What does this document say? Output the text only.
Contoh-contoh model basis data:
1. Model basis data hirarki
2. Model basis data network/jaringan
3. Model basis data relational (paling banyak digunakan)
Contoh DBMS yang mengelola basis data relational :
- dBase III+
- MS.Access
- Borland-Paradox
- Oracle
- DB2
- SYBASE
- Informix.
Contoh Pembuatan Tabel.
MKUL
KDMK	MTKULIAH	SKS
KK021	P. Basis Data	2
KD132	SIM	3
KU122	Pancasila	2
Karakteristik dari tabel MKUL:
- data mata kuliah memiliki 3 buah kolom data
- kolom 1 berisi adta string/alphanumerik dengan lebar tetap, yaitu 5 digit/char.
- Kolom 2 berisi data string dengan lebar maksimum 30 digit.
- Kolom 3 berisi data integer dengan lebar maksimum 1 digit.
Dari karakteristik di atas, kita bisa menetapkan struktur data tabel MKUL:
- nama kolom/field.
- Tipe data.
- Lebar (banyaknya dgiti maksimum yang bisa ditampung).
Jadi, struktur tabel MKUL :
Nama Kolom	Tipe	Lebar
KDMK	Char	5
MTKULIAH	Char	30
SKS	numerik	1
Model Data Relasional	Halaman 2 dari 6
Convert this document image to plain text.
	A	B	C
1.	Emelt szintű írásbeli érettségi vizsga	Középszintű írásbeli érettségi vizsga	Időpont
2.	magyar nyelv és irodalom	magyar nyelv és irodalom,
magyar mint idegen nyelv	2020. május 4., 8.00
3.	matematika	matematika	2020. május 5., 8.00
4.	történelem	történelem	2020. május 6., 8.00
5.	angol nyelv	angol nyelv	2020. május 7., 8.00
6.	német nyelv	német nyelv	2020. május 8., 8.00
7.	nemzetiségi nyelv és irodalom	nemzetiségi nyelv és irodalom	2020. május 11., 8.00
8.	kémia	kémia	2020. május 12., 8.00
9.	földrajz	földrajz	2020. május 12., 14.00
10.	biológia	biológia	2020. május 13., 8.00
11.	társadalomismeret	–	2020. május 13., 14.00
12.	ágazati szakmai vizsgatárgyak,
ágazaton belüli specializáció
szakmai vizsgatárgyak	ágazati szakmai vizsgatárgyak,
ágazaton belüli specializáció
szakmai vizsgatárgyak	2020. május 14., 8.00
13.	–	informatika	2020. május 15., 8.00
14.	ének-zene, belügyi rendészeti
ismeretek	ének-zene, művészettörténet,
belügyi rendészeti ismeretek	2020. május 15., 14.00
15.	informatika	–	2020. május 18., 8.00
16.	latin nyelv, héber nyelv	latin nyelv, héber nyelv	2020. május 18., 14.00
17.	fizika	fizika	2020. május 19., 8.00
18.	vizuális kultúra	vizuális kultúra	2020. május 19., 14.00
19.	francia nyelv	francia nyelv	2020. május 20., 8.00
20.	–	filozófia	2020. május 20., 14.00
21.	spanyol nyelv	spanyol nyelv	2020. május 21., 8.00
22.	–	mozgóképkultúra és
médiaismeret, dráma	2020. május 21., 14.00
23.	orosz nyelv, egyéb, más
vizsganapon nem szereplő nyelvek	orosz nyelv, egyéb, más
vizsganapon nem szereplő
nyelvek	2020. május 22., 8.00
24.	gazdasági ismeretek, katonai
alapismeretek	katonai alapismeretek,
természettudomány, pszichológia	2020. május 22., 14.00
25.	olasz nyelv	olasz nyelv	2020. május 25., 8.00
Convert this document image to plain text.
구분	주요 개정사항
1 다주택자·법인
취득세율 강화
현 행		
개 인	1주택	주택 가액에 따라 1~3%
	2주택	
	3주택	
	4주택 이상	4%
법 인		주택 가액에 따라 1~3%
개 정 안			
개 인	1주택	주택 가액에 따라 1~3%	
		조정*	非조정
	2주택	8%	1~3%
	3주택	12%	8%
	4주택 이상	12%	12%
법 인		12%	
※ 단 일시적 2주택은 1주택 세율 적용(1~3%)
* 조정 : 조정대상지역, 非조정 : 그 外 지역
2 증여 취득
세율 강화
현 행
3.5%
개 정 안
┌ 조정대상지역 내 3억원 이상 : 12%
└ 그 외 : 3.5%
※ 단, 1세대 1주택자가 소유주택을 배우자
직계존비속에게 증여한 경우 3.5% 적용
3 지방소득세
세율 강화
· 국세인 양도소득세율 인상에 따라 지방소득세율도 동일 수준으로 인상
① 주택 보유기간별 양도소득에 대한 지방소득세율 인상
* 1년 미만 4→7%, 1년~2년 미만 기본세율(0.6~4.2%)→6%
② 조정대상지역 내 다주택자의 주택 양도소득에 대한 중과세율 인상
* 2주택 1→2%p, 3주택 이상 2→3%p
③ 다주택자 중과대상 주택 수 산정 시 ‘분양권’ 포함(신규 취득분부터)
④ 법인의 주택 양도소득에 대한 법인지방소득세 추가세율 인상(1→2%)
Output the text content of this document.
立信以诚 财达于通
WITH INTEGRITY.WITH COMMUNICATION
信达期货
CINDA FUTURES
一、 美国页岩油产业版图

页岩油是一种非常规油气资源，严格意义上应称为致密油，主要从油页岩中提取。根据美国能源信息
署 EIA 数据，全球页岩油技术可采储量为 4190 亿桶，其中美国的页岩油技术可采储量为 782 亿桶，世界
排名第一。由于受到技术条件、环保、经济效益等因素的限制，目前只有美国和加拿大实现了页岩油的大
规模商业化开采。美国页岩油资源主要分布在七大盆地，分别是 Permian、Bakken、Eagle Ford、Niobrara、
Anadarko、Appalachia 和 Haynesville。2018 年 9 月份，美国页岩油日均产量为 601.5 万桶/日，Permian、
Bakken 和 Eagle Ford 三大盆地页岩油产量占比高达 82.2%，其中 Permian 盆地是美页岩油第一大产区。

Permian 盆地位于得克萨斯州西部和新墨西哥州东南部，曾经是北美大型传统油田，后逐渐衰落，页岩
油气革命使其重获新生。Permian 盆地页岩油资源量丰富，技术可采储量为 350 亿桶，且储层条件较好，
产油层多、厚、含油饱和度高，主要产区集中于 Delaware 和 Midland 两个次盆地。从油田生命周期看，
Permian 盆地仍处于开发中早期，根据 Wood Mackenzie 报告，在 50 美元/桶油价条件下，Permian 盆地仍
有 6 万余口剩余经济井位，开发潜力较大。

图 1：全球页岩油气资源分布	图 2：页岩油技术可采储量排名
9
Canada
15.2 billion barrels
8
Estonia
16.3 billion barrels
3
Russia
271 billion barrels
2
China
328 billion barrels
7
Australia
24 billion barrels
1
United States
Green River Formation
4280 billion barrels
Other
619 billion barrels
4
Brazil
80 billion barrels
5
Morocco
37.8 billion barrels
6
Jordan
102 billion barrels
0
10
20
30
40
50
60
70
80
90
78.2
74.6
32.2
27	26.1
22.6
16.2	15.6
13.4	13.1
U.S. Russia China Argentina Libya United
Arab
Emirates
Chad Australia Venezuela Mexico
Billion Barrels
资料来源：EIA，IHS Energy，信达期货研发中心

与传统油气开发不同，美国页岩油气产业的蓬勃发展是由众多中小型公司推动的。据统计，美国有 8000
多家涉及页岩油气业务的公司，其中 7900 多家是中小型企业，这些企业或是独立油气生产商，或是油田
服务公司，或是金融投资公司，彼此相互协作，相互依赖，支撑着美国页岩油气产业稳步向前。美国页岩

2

──────────────────────────────

▸ Problem description
From the records above, extract every entry verbatim.

▸ Task answer
What does this document say? Output the text only.
Contoh-contoh model basis data:
1. Model basis data hirarki
2. Model basis data network/jaringan
3. Model basis data relational (paling banyak digunakan)
Contoh DBMS yang mengelola basis data relational :
- dBase III+
- MS.Access
- Borland-Paradox
- Oracle
- DB2
- SYBASE
- Informix.
Contoh Pembuatan Tabel.
MKUL
KDMK	MTKULIAH	SKS
KK021	P. Basis Data	2
KD132	SIM	3
KU122	Pancasila	2
Karakteristik dari tabel MKUL:
- data mata kuliah memiliki 3 buah kolom data
- kolom 1 berisi adta string/alphanumerik dengan lebar tetap, yaitu 5 digit/char.
- Kolom 2 berisi data string dengan lebar maksimum 30 digit.
- Kolom 3 berisi data integer dengan lebar maksimum 1 digit.
Dari karakteristik di atas, kita bisa menetapkan struktur data tabel MKUL:
- nama kolom/field.
- Tipe data.
- Lebar (banyaknya dgiti maksimum yang bisa ditampung).
Jadi, struktur tabel MKUL :
Nama Kolom	Tipe	Lebar
KDMK	Char	5
MTKULIAH	Char	30
SKS	numerik	1
Model Data Relasional	Halaman 2 dari 6
Convert this document image to plain text.
	A	B	C
1.	Emelt szintű írásbeli érettségi vizsga	Középszintű írásbeli érettségi vizsga	Időpont
2.	magyar nyelv és irodalom	magyar nyelv és irodalom,
magyar mint idegen nyelv	2020. május 4., 8.00
3.	matematika	matematika	2020. május 5., 8.00
4.	történelem	történelem	2020. május 6., 8.00
5.	angol nyelv	angol nyelv	2020. május 7., 8.00
6.	német nyelv	német nyelv	2020. május 8., 8.00
7.	nemzetiségi nyelv és irodalom	nemzetiségi nyelv és irodalom	2020. május 11., 8.00
8.	kémia	kémia	2020. május 12., 8.00
9.	földrajz	földrajz	2020. május 12., 14.00
10.	biológia	biológia	2020. május 13., 8.00
11.	társadalomismeret	–	2020. május 13., 14.00
12.	ágazati szakmai vizsgatárgyak,
ágazaton belüli specializáció
szakmai vizsgatárgyak	ágazati szakmai vizsgatárgyak,
ágazaton belüli specializáció
szakmai vizsgatárgyak	2020. május 14., 8.00
13.	–	informatika	2020. május 15., 8.00
14.	ének-zene, belügyi rendészeti
ismeretek	ének-zene, művészettörténet,
belügyi rendészeti ismeretek	2020. május 15., 14.00
15.	informatika	–	2020. május 18., 8.00
16.	latin nyelv, héber nyelv	latin nyelv, héber nyelv	2020. május 18., 14.00
17.	fizika	fizika	2020. május 19., 8.00
18.	vizuális kultúra	vizuális kultúra	2020. május 19., 14.00
19.	francia nyelv	francia nyelv	2020. május 20., 8.00
20.	–	filozófia	2020. május 20., 14.00
21.	spanyol nyelv	spanyol nyelv	2020. május 21., 8.00
22.	–	mozgóképkultúra és
médiaismeret, dráma	2020. május 21., 14.00
23.	orosz nyelv, egyéb, más
vizsganapon nem szereplő nyelvek	orosz nyelv, egyéb, más
vizsganapon nem szereplő
nyelvek	2020. május 22., 8.00
24.	gazdasági ismeretek, katonai
alapismeretek	katonai alapismeretek,
természettudomány, pszichológia	2020. május 22., 14.00
25.	olasz nyelv	olasz nyelv	2020. május 25., 8.00
Convert this document image to plain text.
구분	주요 개정사항
1 다주택자·법인
취득세율 강화
현 행		
개 인	1주택	주택 가액에 따라 1~3%
	2주택	
	3주택	
	4주택 이상	4%
법 인		주택 가액에 따라 1~3%
개 정 안			
개 인	1주택	주택 가액에 따라 1~3%	
		조정*	非조정
	2주택	8%	1~3%
	3주택	12%	8%
	4주택 이상	12%	12%
법 인		12%	
※ 단 일시적 2주택은 1주택 세율 적용(1~3%)
* 조정 : 조정대상지역, 非조정 : 그 外 지역
2 증여 취득
세율 강화
현 행
3.5%
개 정 안
┌ 조정대상지역 내 3억원 이상 : 12%
└ 그 외 : 3.5%
※ 단, 1세대 1주택자가 소유주택을 배우자
직계존비속에게 증여한 경우 3.5% 적용
3 지방소득세
세율 강화
· 국세인 양도소득세율 인상에 따라 지방소득세율도 동일 수준으로 인상
① 주택 보유기간별 양도소득에 대한 지방소득세율 인상
* 1년 미만 4→7%, 1년~2년 미만 기본세율(0.6~4.2%)→6%
② 조정대상지역 내 다주택자의 주택 양도소득에 대한 중과세율 인상
* 2주택 1→2%p, 3주택 이상 2→3%p
③ 다주택자 중과대상 주택 수 산정 시 ‘분양권’ 포함(신규 취득분부터)
④ 법인의 주택 양도소득에 대한 법인지방소득세 추가세율 인상(1→2%)
Output the text content of this document.
立信以诚 财达于通
WITH INTEGRITY.WITH COMMUNICATION
信达期货
CINDA FUTURES
一、 美国页岩油产业版图

页岩油是一种非常规油气资源，严格意义上应称为致密油，主要从油页岩中提取。根据美国能源信息
署 EIA 数据，全球页岩油技术可采储量为 4190 亿桶，其中美国的页岩油技术可采储量为 782 亿桶，世界
排名第一。由于受到技术条件、环保、经济效益等因素的限制，目前只有美国和加拿大实现了页岩油的大
规模商业化开采。美国页岩油资源主要分布在七大盆地，分别是 Permian、Bakken、Eagle Ford、Niobrara、
Anadarko、Appalachia 和 Haynesville。2018 年 9 月份，美国页岩油日均产量为 601.5 万桶/日，Permian、
Bakken 和 Eagle Ford 三大盆地页岩油产量占比高达 82.2%，其中 Permian 盆地是美页岩油第一大产区。

Permian 盆地位于得克萨斯州西部和新墨西哥州东南部，曾经是北美大型传统油田，后逐渐衰落，页岩
油气革命使其重获新生。Permian 盆地页岩油资源量丰富，技术可采储量为 350 亿桶，且储层条件较好，
产油层多、厚、含油饱和度高，主要产区集中于 Delaware 和 Midland 两个次盆地。从油田生命周期看，
Permian 盆地仍处于开发中早期，根据 Wood Mackenzie 报告，在 50 美元/桶油价条件下，Permian 盆地仍
有 6 万余口剩余经济井位，开发潜力较大。

图 1：全球页岩油气资源分布	图 2：页岩油技术可采储量排名
9
Canada
15.2 billion barrels
8
Estonia
16.3 billion barrels
3
Russia
271 billion barrels
2
China
328 billion barrels
7
Australia
24 billion barrels
1
United States
Green River Formation
4280 billion barrels
Other
619 billion barrels
4
Brazil
80 billion barrels
5
Morocco
37.8 billion barrels
6
Jordan
102 billion barrels
0
10
20
30
40
50
60
70
80
90
78.2
74.6
32.2
27	26.1
22.6
16.2	15.6
13.4	13.1
U.S. Russia China Argentina Libya United
Arab
Emirates
Chad Australia Venezuela Mexico
Billion Barrels
资料来源：EIA，IHS Energy，信达期货研发中心

与传统油气开发不同，美国页岩油气产业的蓬勃发展是由众多中小型公司推动的。据统计，美国有 8000
多家涉及页岩油气业务的公司，其中 7900 多家是中小型企业，这些企业或是独立油气生产商，或是油田
服务公司，或是金融投资公司，彼此相互协作，相互依赖，支撑着美国页岩油气产业稳步向前。美国页岩

2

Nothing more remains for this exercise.